- Data for the task:
==*==

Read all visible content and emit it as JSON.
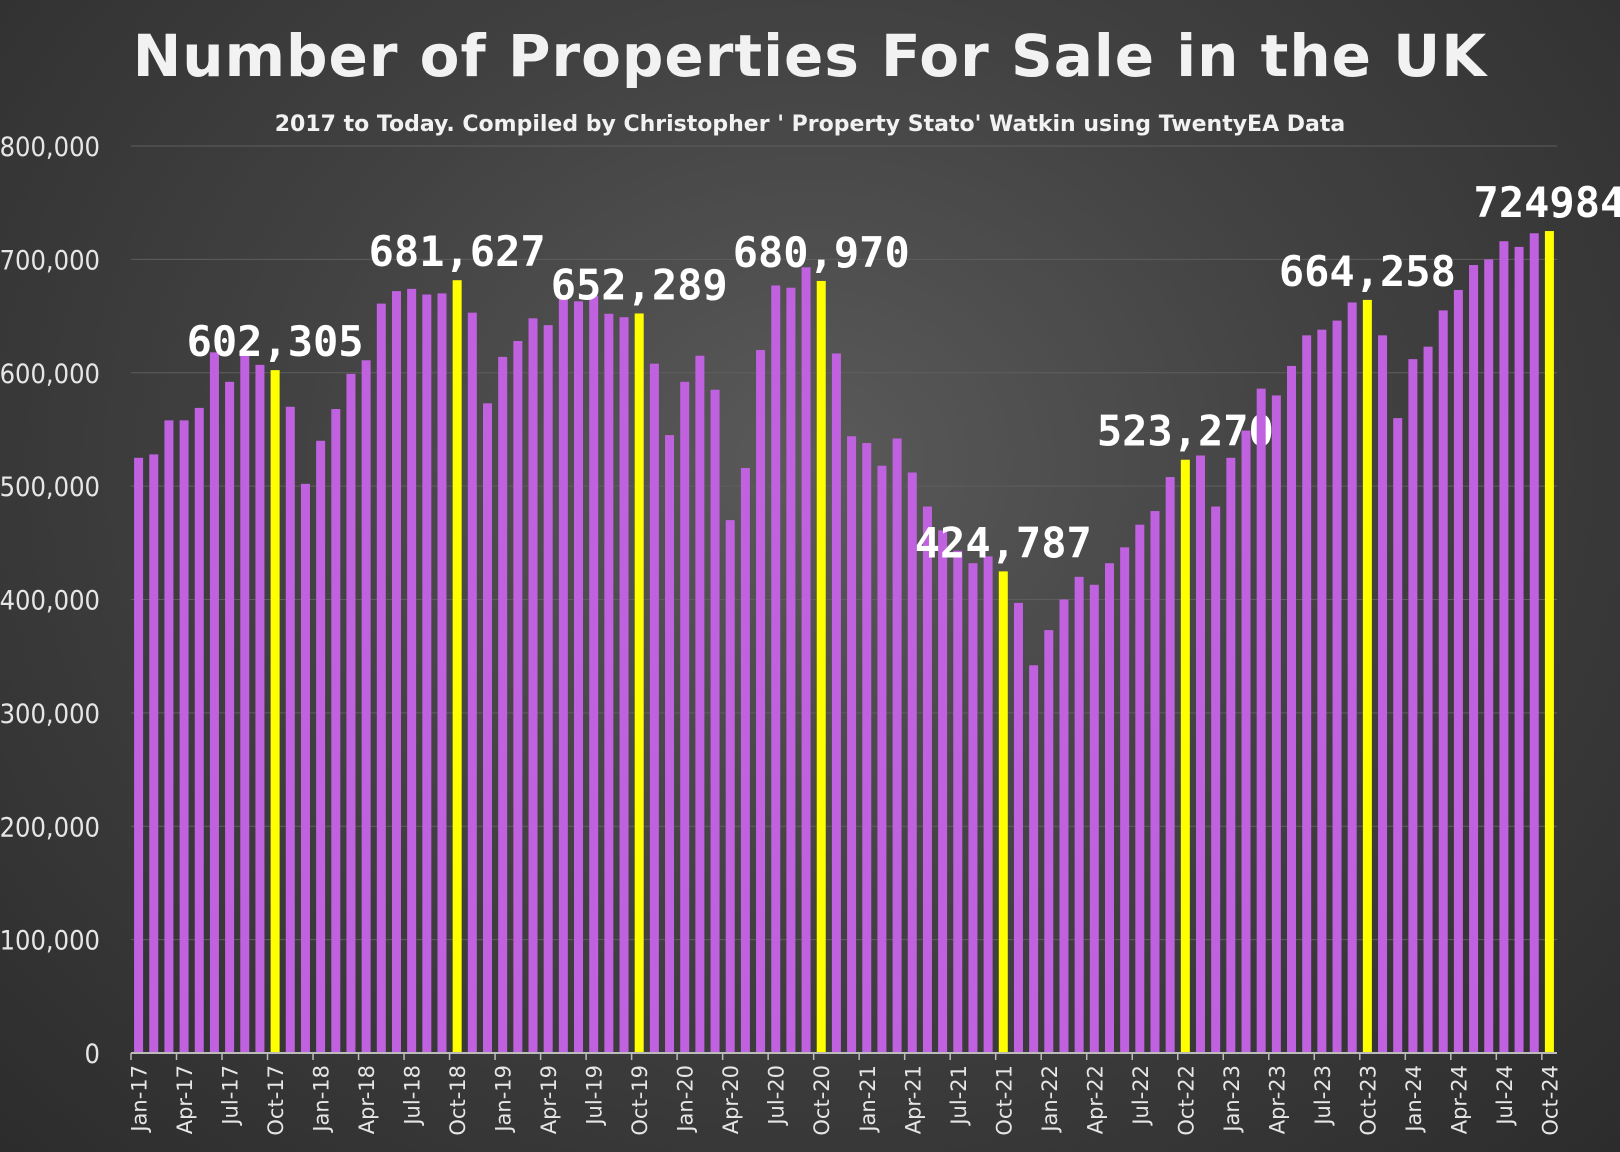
{
  "chart_data": {
    "type": "bar",
    "title": "Number of Properties For Sale in the UK",
    "subtitle": "2017 to Today. Compiled by Christopher ' Property Stato' Watkin using TwentyEA Data",
    "xlabel": "",
    "ylabel": "",
    "ylim": [
      0,
      800000
    ],
    "yticks": [
      "0",
      "100,000",
      "200,000",
      "300,000",
      "400,000",
      "500,000",
      "600,000",
      "700,000",
      "800,000"
    ],
    "grid": true,
    "colors": {
      "bar": "#c062e0",
      "highlight": "#ffff00",
      "background": "#444444"
    },
    "categories": [
      "Jan-17",
      "Feb-17",
      "Mar-17",
      "Apr-17",
      "May-17",
      "Jun-17",
      "Jul-17",
      "Aug-17",
      "Sep-17",
      "Oct-17",
      "Nov-17",
      "Dec-17",
      "Jan-18",
      "Feb-18",
      "Mar-18",
      "Apr-18",
      "May-18",
      "Jun-18",
      "Jul-18",
      "Aug-18",
      "Sep-18",
      "Oct-18",
      "Nov-18",
      "Dec-18",
      "Jan-19",
      "Feb-19",
      "Mar-19",
      "Apr-19",
      "May-19",
      "Jun-19",
      "Jul-19",
      "Aug-19",
      "Sep-19",
      "Oct-19",
      "Nov-19",
      "Dec-19",
      "Jan-20",
      "Feb-20",
      "Mar-20",
      "Apr-20",
      "May-20",
      "Jun-20",
      "Jul-20",
      "Aug-20",
      "Sep-20",
      "Oct-20",
      "Nov-20",
      "Dec-20",
      "Jan-21",
      "Feb-21",
      "Mar-21",
      "Apr-21",
      "May-21",
      "Jun-21",
      "Jul-21",
      "Aug-21",
      "Sep-21",
      "Oct-21",
      "Nov-21",
      "Dec-21",
      "Jan-22",
      "Feb-22",
      "Mar-22",
      "Apr-22",
      "May-22",
      "Jun-22",
      "Jul-22",
      "Aug-22",
      "Sep-22",
      "Oct-22",
      "Nov-22",
      "Dec-22",
      "Jan-23",
      "Feb-23",
      "Mar-23",
      "Apr-23",
      "May-23",
      "Jun-23",
      "Jul-23",
      "Aug-23",
      "Sep-23",
      "Oct-23",
      "Nov-23",
      "Dec-23",
      "Jan-24",
      "Feb-24",
      "Mar-24",
      "Apr-24",
      "May-24",
      "Jun-24",
      "Jul-24",
      "Aug-24",
      "Sep-24",
      "Oct-24"
    ],
    "xtick_labels": [
      "Jan-17",
      "Apr-17",
      "Jul-17",
      "Oct-17",
      "Jan-18",
      "Apr-18",
      "Jul-18",
      "Oct-18",
      "Jan-19",
      "Apr-19",
      "Jul-19",
      "Oct-19",
      "Jan-20",
      "Apr-20",
      "Jul-20",
      "Oct-20",
      "Jan-21",
      "Apr-21",
      "Jul-21",
      "Oct-21",
      "Jan-22",
      "Apr-22",
      "Jul-22",
      "Oct-22",
      "Jan-23",
      "Apr-23",
      "Jul-23",
      "Oct-23",
      "Jan-24",
      "Apr-24",
      "Jul-24",
      "Oct-24"
    ],
    "values": [
      525000,
      528000,
      558000,
      558000,
      569000,
      618000,
      592000,
      618000,
      607000,
      602305,
      570000,
      502000,
      540000,
      568000,
      599000,
      611000,
      661000,
      672000,
      674000,
      669000,
      670000,
      681627,
      653000,
      573000,
      614000,
      628000,
      648000,
      642000,
      668000,
      663000,
      668000,
      652000,
      649000,
      652289,
      608000,
      545000,
      592000,
      615000,
      585000,
      470000,
      516000,
      620000,
      677000,
      675000,
      693000,
      680970,
      617000,
      544000,
      538000,
      518000,
      542000,
      512000,
      482000,
      461000,
      443000,
      432000,
      438000,
      424787,
      397000,
      342000,
      373000,
      400000,
      420000,
      413000,
      432000,
      446000,
      466000,
      478000,
      508000,
      523270,
      527000,
      482000,
      525000,
      549000,
      586000,
      580000,
      606000,
      633000,
      638000,
      646000,
      662000,
      664258,
      633000,
      560000,
      612000,
      623000,
      655000,
      673000,
      695000,
      700000,
      716000,
      711000,
      723000,
      724984
    ],
    "highlights": [
      {
        "category": "Oct-17",
        "label": "602,305"
      },
      {
        "category": "Oct-18",
        "label": "681,627"
      },
      {
        "category": "Oct-19",
        "label": "652,289"
      },
      {
        "category": "Oct-20",
        "label": "680,970"
      },
      {
        "category": "Oct-21",
        "label": "424,787"
      },
      {
        "category": "Oct-22",
        "label": "523,270"
      },
      {
        "category": "Oct-23",
        "label": "664,258"
      },
      {
        "category": "Oct-24",
        "label": "724984"
      }
    ]
  }
}
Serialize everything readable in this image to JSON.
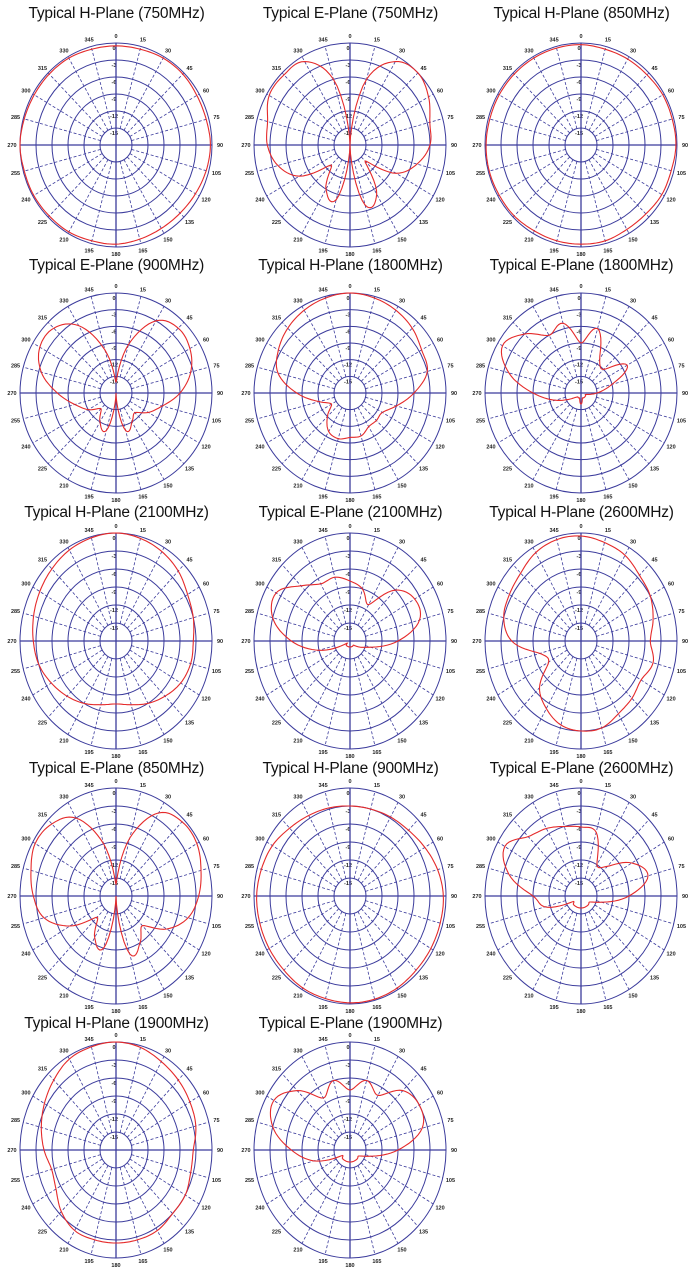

==*==

- Required work: Each record above should come back exactly the same, only without its pictures.

- Reply:
Read all visible content and emit it as JSON.
{
  "chart_data": {
    "type": "bar",
    "title": "Number of Properties For Sale in the UK",
    "subtitle": "2017 to Today. Compiled by Christopher ' Property Stato' Watkin using TwentyEA Data",
    "xlabel": "",
    "ylabel": "",
    "ylim": [
      0,
      800000
    ],
    "yticks": [
      "0",
      "100,000",
      "200,000",
      "300,000",
      "400,000",
      "500,000",
      "600,000",
      "700,000",
      "800,000"
    ],
    "grid": true,
    "colors": {
      "bar": "#c062e0",
      "highlight": "#ffff00",
      "background": "#444444"
    },
    "categories": [
      "Jan-17",
      "Feb-17",
      "Mar-17",
      "Apr-17",
      "May-17",
      "Jun-17",
      "Jul-17",
      "Aug-17",
      "Sep-17",
      "Oct-17",
      "Nov-17",
      "Dec-17",
      "Jan-18",
      "Feb-18",
      "Mar-18",
      "Apr-18",
      "May-18",
      "Jun-18",
      "Jul-18",
      "Aug-18",
      "Sep-18",
      "Oct-18",
      "Nov-18",
      "Dec-18",
      "Jan-19",
      "Feb-19",
      "Mar-19",
      "Apr-19",
      "May-19",
      "Jun-19",
      "Jul-19",
      "Aug-19",
      "Sep-19",
      "Oct-19",
      "Nov-19",
      "Dec-19",
      "Jan-20",
      "Feb-20",
      "Mar-20",
      "Apr-20",
      "May-20",
      "Jun-20",
      "Jul-20",
      "Aug-20",
      "Sep-20",
      "Oct-20",
      "Nov-20",
      "Dec-20",
      "Jan-21",
      "Feb-21",
      "Mar-21",
      "Apr-21",
      "May-21",
      "Jun-21",
      "Jul-21",
      "Aug-21",
      "Sep-21",
      "Oct-21",
      "Nov-21",
      "Dec-21",
      "Jan-22",
      "Feb-22",
      "Mar-22",
      "Apr-22",
      "May-22",
      "Jun-22",
      "Jul-22",
      "Aug-22",
      "Sep-22",
      "Oct-22",
      "Nov-22",
      "Dec-22",
      "Jan-23",
      "Feb-23",
      "Mar-23",
      "Apr-23",
      "May-23",
      "Jun-23",
      "Jul-23",
      "Aug-23",
      "Sep-23",
      "Oct-23",
      "Nov-23",
      "Dec-23",
      "Jan-24",
      "Feb-24",
      "Mar-24",
      "Apr-24",
      "May-24",
      "Jun-24",
      "Jul-24",
      "Aug-24",
      "Sep-24",
      "Oct-24"
    ],
    "xtick_labels": [
      "Jan-17",
      "Apr-17",
      "Jul-17",
      "Oct-17",
      "Jan-18",
      "Apr-18",
      "Jul-18",
      "Oct-18",
      "Jan-19",
      "Apr-19",
      "Jul-19",
      "Oct-19",
      "Jan-20",
      "Apr-20",
      "Jul-20",
      "Oct-20",
      "Jan-21",
      "Apr-21",
      "Jul-21",
      "Oct-21",
      "Jan-22",
      "Apr-22",
      "Jul-22",
      "Oct-22",
      "Jan-23",
      "Apr-23",
      "Jul-23",
      "Oct-23",
      "Jan-24",
      "Apr-24",
      "Jul-24",
      "Oct-24"
    ],
    "values": [
      525000,
      528000,
      558000,
      558000,
      569000,
      618000,
      592000,
      618000,
      607000,
      602305,
      570000,
      502000,
      540000,
      568000,
      599000,
      611000,
      661000,
      672000,
      674000,
      669000,
      670000,
      681627,
      653000,
      573000,
      614000,
      628000,
      648000,
      642000,
      668000,
      663000,
      668000,
      652000,
      649000,
      652289,
      608000,
      545000,
      592000,
      615000,
      585000,
      470000,
      516000,
      620000,
      677000,
      675000,
      693000,
      680970,
      617000,
      544000,
      538000,
      518000,
      542000,
      512000,
      482000,
      461000,
      443000,
      432000,
      438000,
      424787,
      397000,
      342000,
      373000,
      400000,
      420000,
      413000,
      432000,
      446000,
      466000,
      478000,
      508000,
      523270,
      527000,
      482000,
      525000,
      549000,
      586000,
      580000,
      606000,
      633000,
      638000,
      646000,
      662000,
      664258,
      633000,
      560000,
      612000,
      623000,
      655000,
      673000,
      695000,
      700000,
      716000,
      711000,
      723000,
      724984
    ],
    "highlights": [
      {
        "category": "Oct-17",
        "label": "602,305"
      },
      {
        "category": "Oct-18",
        "label": "681,627"
      },
      {
        "category": "Oct-19",
        "label": "652,289"
      },
      {
        "category": "Oct-20",
        "label": "680,970"
      },
      {
        "category": "Oct-21",
        "label": "424,787"
      },
      {
        "category": "Oct-22",
        "label": "523,270"
      },
      {
        "category": "Oct-23",
        "label": "664,258"
      },
      {
        "category": "Oct-24",
        "label": "724984"
      }
    ]
  }
}
Serialize everything readable in this image to JSON.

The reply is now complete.